• **Directions for this task**:
Please work out how many lines in the material contain "пароль" and give only that figure.
-- start of Material shown --
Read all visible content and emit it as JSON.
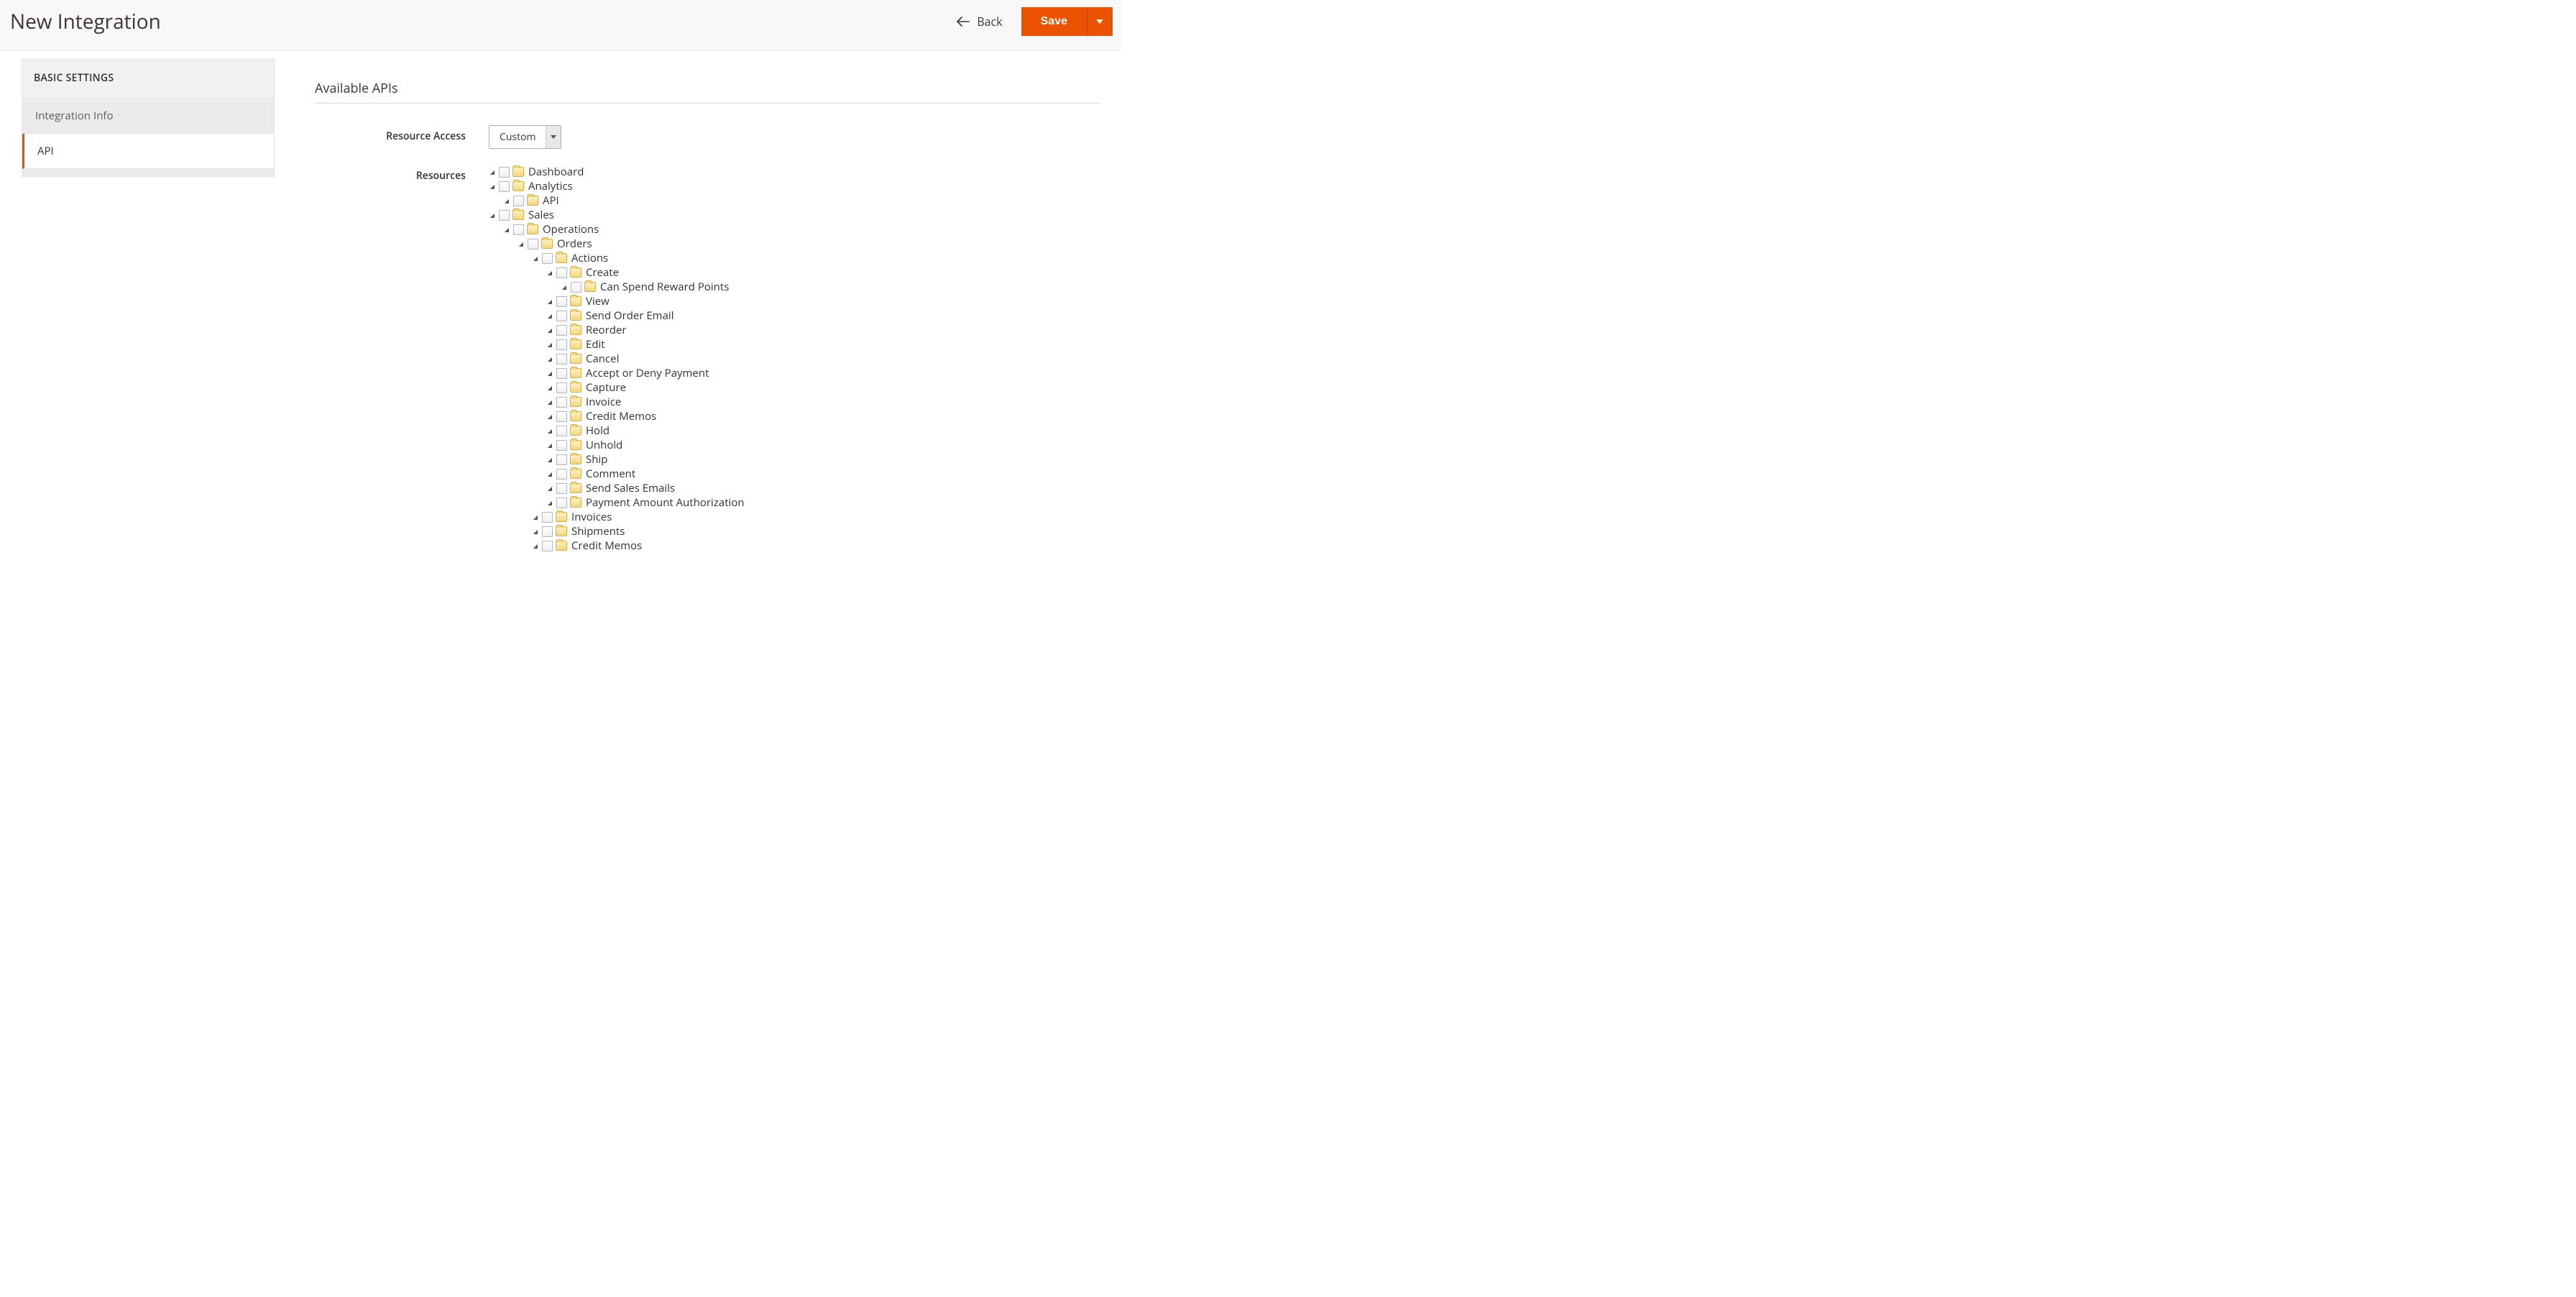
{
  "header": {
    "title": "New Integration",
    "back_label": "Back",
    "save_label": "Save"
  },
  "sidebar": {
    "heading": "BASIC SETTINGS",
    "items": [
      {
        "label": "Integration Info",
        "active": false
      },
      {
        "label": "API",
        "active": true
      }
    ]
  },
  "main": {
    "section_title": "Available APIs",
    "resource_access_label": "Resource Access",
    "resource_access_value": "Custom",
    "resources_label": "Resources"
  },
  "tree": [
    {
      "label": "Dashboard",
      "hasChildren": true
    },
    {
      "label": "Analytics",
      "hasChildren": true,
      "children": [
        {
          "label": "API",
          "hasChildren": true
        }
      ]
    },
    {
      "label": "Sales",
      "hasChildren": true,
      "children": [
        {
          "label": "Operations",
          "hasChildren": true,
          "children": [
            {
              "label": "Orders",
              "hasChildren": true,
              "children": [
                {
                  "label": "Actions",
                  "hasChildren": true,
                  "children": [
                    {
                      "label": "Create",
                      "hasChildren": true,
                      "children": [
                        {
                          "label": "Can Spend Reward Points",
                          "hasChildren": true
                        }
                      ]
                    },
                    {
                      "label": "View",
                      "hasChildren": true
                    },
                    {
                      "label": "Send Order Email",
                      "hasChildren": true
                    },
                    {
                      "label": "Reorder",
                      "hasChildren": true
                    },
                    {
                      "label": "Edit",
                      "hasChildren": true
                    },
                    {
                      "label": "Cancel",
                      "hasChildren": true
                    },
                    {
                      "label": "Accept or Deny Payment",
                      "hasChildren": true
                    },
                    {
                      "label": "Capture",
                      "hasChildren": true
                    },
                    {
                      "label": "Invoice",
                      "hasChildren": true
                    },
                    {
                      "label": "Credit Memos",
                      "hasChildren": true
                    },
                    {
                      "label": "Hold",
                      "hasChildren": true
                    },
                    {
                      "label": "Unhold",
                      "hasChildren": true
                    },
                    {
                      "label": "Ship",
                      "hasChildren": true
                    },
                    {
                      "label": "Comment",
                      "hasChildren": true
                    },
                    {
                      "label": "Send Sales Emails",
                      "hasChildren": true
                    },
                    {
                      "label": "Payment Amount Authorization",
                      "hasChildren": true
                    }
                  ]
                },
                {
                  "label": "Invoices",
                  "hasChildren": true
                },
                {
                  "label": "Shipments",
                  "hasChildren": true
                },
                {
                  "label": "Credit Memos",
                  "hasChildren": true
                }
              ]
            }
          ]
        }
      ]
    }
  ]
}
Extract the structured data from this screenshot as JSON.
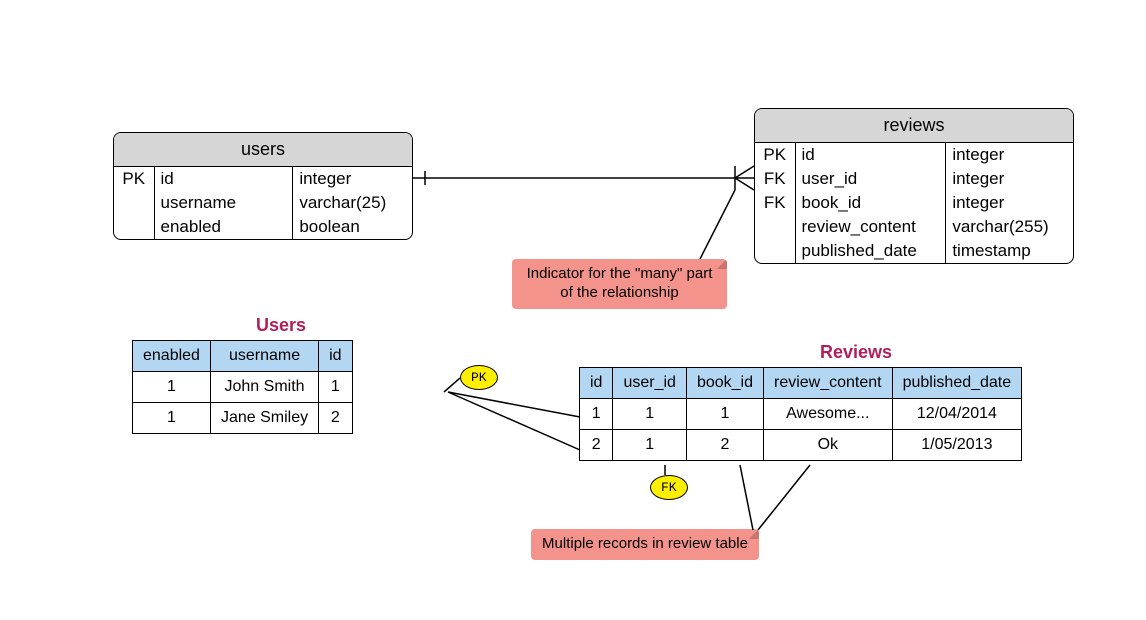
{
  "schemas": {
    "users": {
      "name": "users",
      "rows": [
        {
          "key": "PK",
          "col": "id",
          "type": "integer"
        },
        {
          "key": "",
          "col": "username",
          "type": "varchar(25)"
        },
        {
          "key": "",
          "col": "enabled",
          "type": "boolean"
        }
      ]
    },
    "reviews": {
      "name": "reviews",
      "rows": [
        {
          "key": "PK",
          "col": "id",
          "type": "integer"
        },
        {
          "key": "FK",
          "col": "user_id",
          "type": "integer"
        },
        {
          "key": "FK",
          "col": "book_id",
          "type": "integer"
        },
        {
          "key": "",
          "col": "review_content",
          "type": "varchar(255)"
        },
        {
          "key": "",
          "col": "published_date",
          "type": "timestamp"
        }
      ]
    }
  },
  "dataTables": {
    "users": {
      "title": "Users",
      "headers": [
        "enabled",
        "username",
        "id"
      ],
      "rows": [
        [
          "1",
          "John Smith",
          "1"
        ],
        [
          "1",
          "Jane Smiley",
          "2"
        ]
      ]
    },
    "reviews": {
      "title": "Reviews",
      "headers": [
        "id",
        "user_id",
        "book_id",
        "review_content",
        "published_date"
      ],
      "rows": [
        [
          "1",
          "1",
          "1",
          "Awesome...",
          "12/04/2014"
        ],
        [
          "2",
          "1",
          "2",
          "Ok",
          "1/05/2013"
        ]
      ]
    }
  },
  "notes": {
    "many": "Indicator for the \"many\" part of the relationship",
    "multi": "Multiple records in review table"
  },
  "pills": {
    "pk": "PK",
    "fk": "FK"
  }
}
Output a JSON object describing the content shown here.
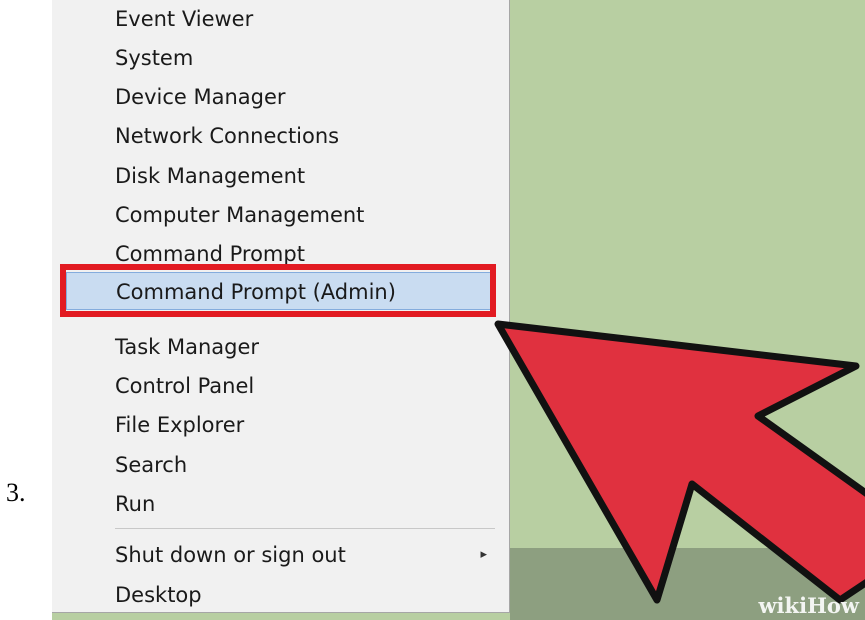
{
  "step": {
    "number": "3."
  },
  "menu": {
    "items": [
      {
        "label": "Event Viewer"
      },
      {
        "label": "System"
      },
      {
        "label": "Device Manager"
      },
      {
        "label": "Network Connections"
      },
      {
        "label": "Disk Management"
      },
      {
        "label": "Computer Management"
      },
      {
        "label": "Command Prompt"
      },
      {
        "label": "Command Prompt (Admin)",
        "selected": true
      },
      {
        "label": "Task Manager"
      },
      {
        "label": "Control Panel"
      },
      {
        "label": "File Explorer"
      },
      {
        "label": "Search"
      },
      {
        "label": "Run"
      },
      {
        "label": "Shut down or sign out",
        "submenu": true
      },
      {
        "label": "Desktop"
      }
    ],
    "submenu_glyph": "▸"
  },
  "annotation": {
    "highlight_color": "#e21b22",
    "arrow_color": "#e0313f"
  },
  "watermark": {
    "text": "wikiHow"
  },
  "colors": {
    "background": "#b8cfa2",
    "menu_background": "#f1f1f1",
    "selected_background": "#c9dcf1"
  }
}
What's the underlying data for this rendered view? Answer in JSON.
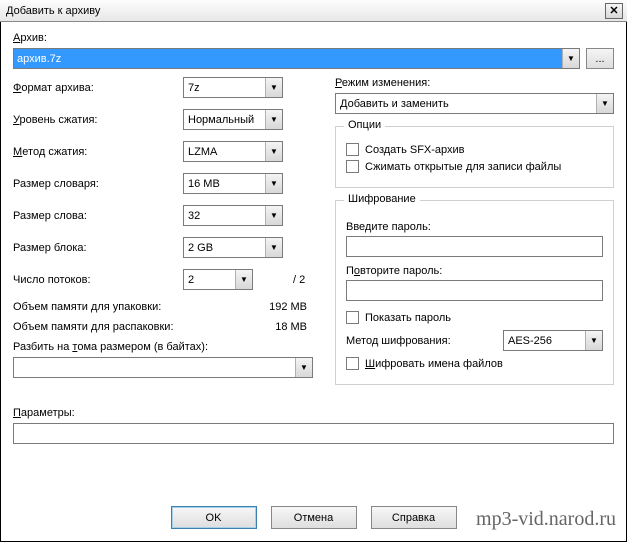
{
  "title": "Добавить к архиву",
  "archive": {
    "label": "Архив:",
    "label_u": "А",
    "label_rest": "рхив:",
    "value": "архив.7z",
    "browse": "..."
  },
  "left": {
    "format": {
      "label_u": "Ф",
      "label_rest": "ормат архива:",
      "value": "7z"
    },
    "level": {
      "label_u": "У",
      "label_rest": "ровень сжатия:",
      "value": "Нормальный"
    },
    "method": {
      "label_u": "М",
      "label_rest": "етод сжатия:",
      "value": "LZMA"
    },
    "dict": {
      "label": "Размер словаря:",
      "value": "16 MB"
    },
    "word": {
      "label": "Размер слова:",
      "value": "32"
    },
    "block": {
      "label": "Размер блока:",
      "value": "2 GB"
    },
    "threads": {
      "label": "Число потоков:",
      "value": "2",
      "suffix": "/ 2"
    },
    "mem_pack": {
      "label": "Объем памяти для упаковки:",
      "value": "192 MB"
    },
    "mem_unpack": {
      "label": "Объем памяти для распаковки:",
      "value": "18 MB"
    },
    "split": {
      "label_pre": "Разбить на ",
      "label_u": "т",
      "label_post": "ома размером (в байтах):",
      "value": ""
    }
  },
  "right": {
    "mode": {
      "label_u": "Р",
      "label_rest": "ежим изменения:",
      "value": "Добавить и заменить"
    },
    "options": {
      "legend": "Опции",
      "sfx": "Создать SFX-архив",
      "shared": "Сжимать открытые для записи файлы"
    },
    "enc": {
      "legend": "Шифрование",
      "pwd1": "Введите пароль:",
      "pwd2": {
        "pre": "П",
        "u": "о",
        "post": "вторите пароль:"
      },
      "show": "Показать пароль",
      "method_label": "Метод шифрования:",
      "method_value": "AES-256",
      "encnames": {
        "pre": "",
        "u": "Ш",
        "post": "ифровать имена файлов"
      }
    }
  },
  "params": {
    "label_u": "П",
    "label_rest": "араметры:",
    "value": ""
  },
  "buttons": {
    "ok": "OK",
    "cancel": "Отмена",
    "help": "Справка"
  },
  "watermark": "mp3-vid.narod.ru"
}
-- end of Material shown --
• **Written solution**:
3